Data entries
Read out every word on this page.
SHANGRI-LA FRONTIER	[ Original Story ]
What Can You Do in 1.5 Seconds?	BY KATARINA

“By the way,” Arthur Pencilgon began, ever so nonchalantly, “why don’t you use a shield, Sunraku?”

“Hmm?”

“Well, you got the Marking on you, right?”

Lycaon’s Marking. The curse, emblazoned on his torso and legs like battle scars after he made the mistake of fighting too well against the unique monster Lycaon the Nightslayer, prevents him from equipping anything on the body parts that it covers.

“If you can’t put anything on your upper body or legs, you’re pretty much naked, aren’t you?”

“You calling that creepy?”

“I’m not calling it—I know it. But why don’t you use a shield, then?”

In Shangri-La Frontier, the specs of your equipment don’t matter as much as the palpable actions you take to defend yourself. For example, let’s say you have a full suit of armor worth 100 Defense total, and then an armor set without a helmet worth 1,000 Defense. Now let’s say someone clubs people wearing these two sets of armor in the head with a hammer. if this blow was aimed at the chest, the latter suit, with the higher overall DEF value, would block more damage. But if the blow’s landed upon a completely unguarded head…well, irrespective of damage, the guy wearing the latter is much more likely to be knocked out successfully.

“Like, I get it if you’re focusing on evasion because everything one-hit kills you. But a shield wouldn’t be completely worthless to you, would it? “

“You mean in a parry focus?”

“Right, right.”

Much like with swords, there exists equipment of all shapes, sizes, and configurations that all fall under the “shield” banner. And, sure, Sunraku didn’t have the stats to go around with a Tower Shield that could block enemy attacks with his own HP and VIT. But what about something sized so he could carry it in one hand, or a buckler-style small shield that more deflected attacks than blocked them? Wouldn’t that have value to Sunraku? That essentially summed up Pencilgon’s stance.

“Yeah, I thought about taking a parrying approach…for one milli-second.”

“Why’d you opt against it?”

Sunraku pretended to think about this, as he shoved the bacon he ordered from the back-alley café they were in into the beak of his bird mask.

> **Problem to work on**: Scan the material and collect every line that contains "with".

> **Solution for this task**:
In Shangri-La Frontier, the specs of your equipment don’t matter as much as the palpable actions you take to defend yourself. For example, let’s say you have a full suit of armor worth 100 Defense total, and then an armor set without a helmet worth 1,000 Defense. Now let’s say someone clubs people wearing these two sets of armor in the head with a hammer. if this blow was aimed at the chest, the latter suit, with the higher overall DEF value, would block more damage. But if the blow’s landed upon a completely unguarded head…well, irrespective of damage, the guy wearing the latter is much more likely to be knocked out successfully.
Much like with swords, there exists equipment of all shapes, sizes, and configurations that all fall under the “shield” banner. And, sure, Sunraku didn’t have the stats to go around with a Tower Shield that could block enemy attacks with his own HP and VIT. But what about something sized so he could carry it in one hand, or a buckler-style small shield that more deflected attacks than blocked them? Wouldn’t that have value to Sunraku? That essentially summed up Pencilgon’s stance.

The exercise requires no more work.